Output all the data exactly. Pictures do not belong in the copy.

◆ **Rows from a figure dataset**
--- Begin ---
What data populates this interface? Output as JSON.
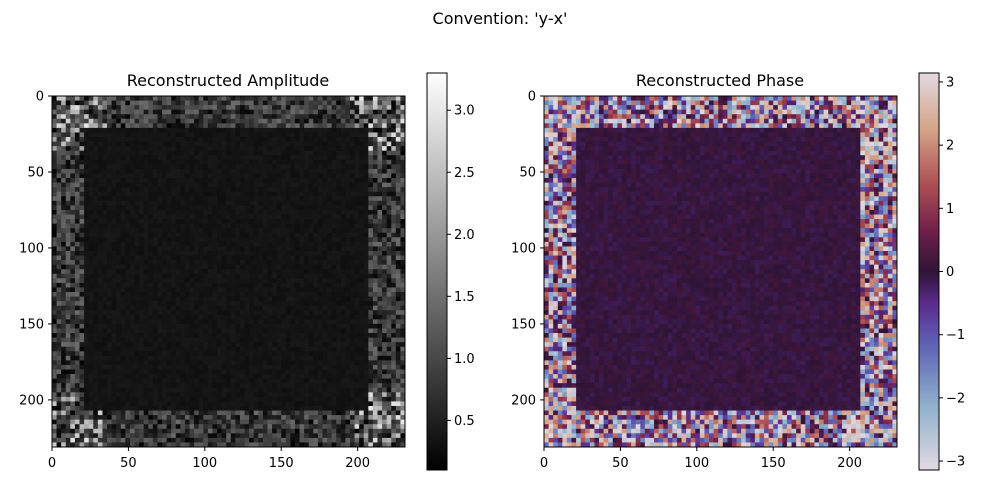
{
  "figure": {
    "suptitle": "Convention: 'y-x'"
  },
  "chart_data": [
    {
      "type": "heatmap",
      "title": "Reconstructed Amplitude",
      "xlabel": "",
      "ylabel": "",
      "xlim": [
        0,
        231
      ],
      "ylim": [
        231,
        0
      ],
      "xticks": [
        0,
        50,
        100,
        150,
        200
      ],
      "yticks": [
        0,
        50,
        100,
        150,
        200
      ],
      "colormap": "gray",
      "colors": {
        "low": "#000000",
        "high": "#ffffff"
      },
      "colorbar": {
        "min": 0.1,
        "max": 3.3,
        "ticks": [
          0.5,
          1.0,
          1.5,
          2.0,
          2.5,
          3.0
        ],
        "tick_labels": [
          "0.5",
          "1.0",
          "1.5",
          "2.0",
          "2.5",
          "3.0"
        ]
      },
      "regions": {
        "interior_value": 0.35,
        "border_value": 0.8,
        "interior_range": [
          22,
          208
        ],
        "corner_highlight_value": 2.8
      }
    },
    {
      "type": "heatmap",
      "title": "Reconstructed Phase",
      "xlabel": "",
      "ylabel": "",
      "xlim": [
        0,
        231
      ],
      "ylim": [
        231,
        0
      ],
      "xticks": [
        0,
        50,
        100,
        150,
        200
      ],
      "yticks": [
        0,
        50,
        100,
        150,
        200
      ],
      "colormap": "twilight_shifted",
      "colors": {
        "min": "#e2d9e2",
        "low": "#6b9ac4",
        "mid_low": "#5d2d91",
        "zero": "#301437",
        "mid_high": "#9c3a4c",
        "high": "#d29b7c",
        "max": "#e2d9e2"
      },
      "colorbar": {
        "min": -3.14159,
        "max": 3.14159,
        "ticks": [
          -3,
          -2,
          -1,
          0,
          1,
          2,
          3
        ],
        "tick_labels": [
          "−3",
          "−2",
          "−1",
          "0",
          "1",
          "2",
          "3"
        ]
      },
      "regions": {
        "interior_value": 0.0,
        "interior_range": [
          22,
          208
        ]
      }
    }
  ]
}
--- End ---
◆ **Task output**
What data populates this interface? Output as JSON.
{
  "figure": {
    "suptitle": "Convention: 'y-x'"
  },
  "chart_data": [
    {
      "type": "heatmap",
      "title": "Reconstructed Amplitude",
      "xlabel": "",
      "ylabel": "",
      "xlim": [
        0,
        231
      ],
      "ylim": [
        231,
        0
      ],
      "xticks": [
        0,
        50,
        100,
        150,
        200
      ],
      "yticks": [
        0,
        50,
        100,
        150,
        200
      ],
      "colormap": "gray",
      "colors": {
        "low": "#000000",
        "high": "#ffffff"
      },
      "colorbar": {
        "min": 0.1,
        "max": 3.3,
        "ticks": [
          0.5,
          1.0,
          1.5,
          2.0,
          2.5,
          3.0
        ],
        "tick_labels": [
          "0.5",
          "1.0",
          "1.5",
          "2.0",
          "2.5",
          "3.0"
        ]
      },
      "regions": {
        "interior_value": 0.35,
        "border_value": 0.8,
        "interior_range": [
          22,
          208
        ],
        "corner_highlight_value": 2.8
      }
    },
    {
      "type": "heatmap",
      "title": "Reconstructed Phase",
      "xlabel": "",
      "ylabel": "",
      "xlim": [
        0,
        231
      ],
      "ylim": [
        231,
        0
      ],
      "xticks": [
        0,
        50,
        100,
        150,
        200
      ],
      "yticks": [
        0,
        50,
        100,
        150,
        200
      ],
      "colormap": "twilight_shifted",
      "colors": {
        "min": "#e2d9e2",
        "low": "#6b9ac4",
        "mid_low": "#5d2d91",
        "zero": "#301437",
        "mid_high": "#9c3a4c",
        "high": "#d29b7c",
        "max": "#e2d9e2"
      },
      "colorbar": {
        "min": -3.14159,
        "max": 3.14159,
        "ticks": [
          -3,
          -2,
          -1,
          0,
          1,
          2,
          3
        ],
        "tick_labels": [
          "−3",
          "−2",
          "−1",
          "0",
          "1",
          "2",
          "3"
        ]
      },
      "regions": {
        "interior_value": 0.0,
        "interior_range": [
          22,
          208
        ]
      }
    }
  ]
}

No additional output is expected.